Type out the material below exactly.

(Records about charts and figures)

BEGIN

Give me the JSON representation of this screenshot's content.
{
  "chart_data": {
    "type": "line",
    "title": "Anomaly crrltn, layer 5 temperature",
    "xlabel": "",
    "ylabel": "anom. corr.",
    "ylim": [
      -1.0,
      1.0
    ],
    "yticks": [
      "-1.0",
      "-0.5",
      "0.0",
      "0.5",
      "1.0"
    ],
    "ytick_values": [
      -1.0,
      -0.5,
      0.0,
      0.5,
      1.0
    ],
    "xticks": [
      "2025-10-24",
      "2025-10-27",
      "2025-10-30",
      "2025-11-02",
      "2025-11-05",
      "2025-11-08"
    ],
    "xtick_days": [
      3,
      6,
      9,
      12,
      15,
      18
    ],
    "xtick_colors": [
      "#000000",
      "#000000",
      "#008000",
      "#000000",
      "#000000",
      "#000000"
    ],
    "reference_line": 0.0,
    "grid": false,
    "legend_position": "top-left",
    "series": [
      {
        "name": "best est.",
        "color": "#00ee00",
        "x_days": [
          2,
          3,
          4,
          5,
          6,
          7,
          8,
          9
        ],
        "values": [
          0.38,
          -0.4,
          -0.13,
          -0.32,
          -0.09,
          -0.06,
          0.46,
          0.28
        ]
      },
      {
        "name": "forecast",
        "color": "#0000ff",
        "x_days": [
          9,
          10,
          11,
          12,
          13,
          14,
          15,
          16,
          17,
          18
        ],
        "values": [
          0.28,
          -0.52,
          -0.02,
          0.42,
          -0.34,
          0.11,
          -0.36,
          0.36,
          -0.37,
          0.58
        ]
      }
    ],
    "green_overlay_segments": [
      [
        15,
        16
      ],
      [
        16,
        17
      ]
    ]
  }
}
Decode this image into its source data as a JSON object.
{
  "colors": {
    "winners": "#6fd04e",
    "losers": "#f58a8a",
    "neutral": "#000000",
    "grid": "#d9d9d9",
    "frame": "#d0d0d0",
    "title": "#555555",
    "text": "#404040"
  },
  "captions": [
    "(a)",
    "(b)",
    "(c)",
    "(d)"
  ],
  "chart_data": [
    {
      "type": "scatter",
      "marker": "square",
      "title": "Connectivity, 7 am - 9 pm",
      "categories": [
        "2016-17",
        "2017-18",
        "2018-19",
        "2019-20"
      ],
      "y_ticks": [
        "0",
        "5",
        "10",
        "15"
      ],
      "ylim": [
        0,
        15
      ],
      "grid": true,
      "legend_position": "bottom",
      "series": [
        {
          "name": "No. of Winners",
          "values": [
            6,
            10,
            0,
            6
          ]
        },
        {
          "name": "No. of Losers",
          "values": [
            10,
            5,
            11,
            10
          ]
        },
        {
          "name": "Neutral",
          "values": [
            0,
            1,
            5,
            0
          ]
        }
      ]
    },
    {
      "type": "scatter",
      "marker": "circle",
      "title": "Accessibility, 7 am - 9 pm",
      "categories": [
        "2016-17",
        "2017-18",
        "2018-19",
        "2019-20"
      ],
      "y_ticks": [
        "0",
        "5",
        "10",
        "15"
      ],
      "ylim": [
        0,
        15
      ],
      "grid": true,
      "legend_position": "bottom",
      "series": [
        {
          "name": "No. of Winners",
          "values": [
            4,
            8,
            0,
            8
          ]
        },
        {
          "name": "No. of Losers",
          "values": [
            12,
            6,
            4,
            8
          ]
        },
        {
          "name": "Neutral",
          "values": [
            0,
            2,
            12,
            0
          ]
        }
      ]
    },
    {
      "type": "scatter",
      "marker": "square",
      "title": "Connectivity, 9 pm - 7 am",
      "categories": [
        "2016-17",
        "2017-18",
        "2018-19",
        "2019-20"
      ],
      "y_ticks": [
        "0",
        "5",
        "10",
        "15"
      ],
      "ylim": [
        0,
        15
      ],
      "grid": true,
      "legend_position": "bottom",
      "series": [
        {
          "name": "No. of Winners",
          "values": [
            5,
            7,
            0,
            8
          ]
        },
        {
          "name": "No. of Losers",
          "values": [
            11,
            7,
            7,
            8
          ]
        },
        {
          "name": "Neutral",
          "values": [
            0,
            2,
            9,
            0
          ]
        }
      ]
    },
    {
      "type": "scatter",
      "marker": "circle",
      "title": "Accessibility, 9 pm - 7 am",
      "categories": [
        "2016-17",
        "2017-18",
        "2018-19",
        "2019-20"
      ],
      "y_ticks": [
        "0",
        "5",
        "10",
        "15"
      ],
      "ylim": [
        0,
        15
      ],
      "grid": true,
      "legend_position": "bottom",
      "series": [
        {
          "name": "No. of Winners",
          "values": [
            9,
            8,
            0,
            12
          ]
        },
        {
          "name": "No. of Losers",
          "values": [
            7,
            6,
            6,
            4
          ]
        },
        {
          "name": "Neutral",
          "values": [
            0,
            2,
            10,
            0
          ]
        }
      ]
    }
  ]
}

END

**Task result**
Give me the JSON representation of this screenshot's content.
{
  "chart_data": {
    "type": "line",
    "title": "Anomaly crrltn, layer 5 temperature",
    "xlabel": "",
    "ylabel": "anom. corr.",
    "ylim": [
      -1.0,
      1.0
    ],
    "yticks": [
      "-1.0",
      "-0.5",
      "0.0",
      "0.5",
      "1.0"
    ],
    "ytick_values": [
      -1.0,
      -0.5,
      0.0,
      0.5,
      1.0
    ],
    "xticks": [
      "2025-10-24",
      "2025-10-27",
      "2025-10-30",
      "2025-11-02",
      "2025-11-05",
      "2025-11-08"
    ],
    "xtick_days": [
      3,
      6,
      9,
      12,
      15,
      18
    ],
    "xtick_colors": [
      "#000000",
      "#000000",
      "#008000",
      "#000000",
      "#000000",
      "#000000"
    ],
    "reference_line": 0.0,
    "grid": false,
    "legend_position": "top-left",
    "series": [
      {
        "name": "best est.",
        "color": "#00ee00",
        "x_days": [
          2,
          3,
          4,
          5,
          6,
          7,
          8,
          9
        ],
        "values": [
          0.38,
          -0.4,
          -0.13,
          -0.32,
          -0.09,
          -0.06,
          0.46,
          0.28
        ]
      },
      {
        "name": "forecast",
        "color": "#0000ff",
        "x_days": [
          9,
          10,
          11,
          12,
          13,
          14,
          15,
          16,
          17,
          18
        ],
        "values": [
          0.28,
          -0.52,
          -0.02,
          0.42,
          -0.34,
          0.11,
          -0.36,
          0.36,
          -0.37,
          0.58
        ]
      }
    ],
    "green_overlay_segments": [
      [
        15,
        16
      ],
      [
        16,
        17
      ]
    ]
  }
}
Decode this image into its source data as a JSON object.
{
  "colors": {
    "winners": "#6fd04e",
    "losers": "#f58a8a",
    "neutral": "#000000",
    "grid": "#d9d9d9",
    "frame": "#d0d0d0",
    "title": "#555555",
    "text": "#404040"
  },
  "captions": [
    "(a)",
    "(b)",
    "(c)",
    "(d)"
  ],
  "chart_data": [
    {
      "type": "scatter",
      "marker": "square",
      "title": "Connectivity, 7 am - 9 pm",
      "categories": [
        "2016-17",
        "2017-18",
        "2018-19",
        "2019-20"
      ],
      "y_ticks": [
        "0",
        "5",
        "10",
        "15"
      ],
      "ylim": [
        0,
        15
      ],
      "grid": true,
      "legend_position": "bottom",
      "series": [
        {
          "name": "No. of Winners",
          "values": [
            6,
            10,
            0,
            6
          ]
        },
        {
          "name": "No. of Losers",
          "values": [
            10,
            5,
            11,
            10
          ]
        },
        {
          "name": "Neutral",
          "values": [
            0,
            1,
            5,
            0
          ]
        }
      ]
    },
    {
      "type": "scatter",
      "marker": "circle",
      "title": "Accessibility, 7 am - 9 pm",
      "categories": [
        "2016-17",
        "2017-18",
        "2018-19",
        "2019-20"
      ],
      "y_ticks": [
        "0",
        "5",
        "10",
        "15"
      ],
      "ylim": [
        0,
        15
      ],
      "grid": true,
      "legend_position": "bottom",
      "series": [
        {
          "name": "No. of Winners",
          "values": [
            4,
            8,
            0,
            8
          ]
        },
        {
          "name": "No. of Losers",
          "values": [
            12,
            6,
            4,
            8
          ]
        },
        {
          "name": "Neutral",
          "values": [
            0,
            2,
            12,
            0
          ]
        }
      ]
    },
    {
      "type": "scatter",
      "marker": "square",
      "title": "Connectivity, 9 pm - 7 am",
      "categories": [
        "2016-17",
        "2017-18",
        "2018-19",
        "2019-20"
      ],
      "y_ticks": [
        "0",
        "5",
        "10",
        "15"
      ],
      "ylim": [
        0,
        15
      ],
      "grid": true,
      "legend_position": "bottom",
      "series": [
        {
          "name": "No. of Winners",
          "values": [
            5,
            7,
            0,
            8
          ]
        },
        {
          "name": "No. of Losers",
          "values": [
            11,
            7,
            7,
            8
          ]
        },
        {
          "name": "Neutral",
          "values": [
            0,
            2,
            9,
            0
          ]
        }
      ]
    },
    {
      "type": "scatter",
      "marker": "circle",
      "title": "Accessibility, 9 pm - 7 am",
      "categories": [
        "2016-17",
        "2017-18",
        "2018-19",
        "2019-20"
      ],
      "y_ticks": [
        "0",
        "5",
        "10",
        "15"
      ],
      "ylim": [
        0,
        15
      ],
      "grid": true,
      "legend_position": "bottom",
      "series": [
        {
          "name": "No. of Winners",
          "values": [
            9,
            8,
            0,
            12
          ]
        },
        {
          "name": "No. of Losers",
          "values": [
            7,
            6,
            6,
            4
          ]
        },
        {
          "name": "Neutral",
          "values": [
            0,
            2,
            10,
            0
          ]
        }
      ]
    }
  ]
}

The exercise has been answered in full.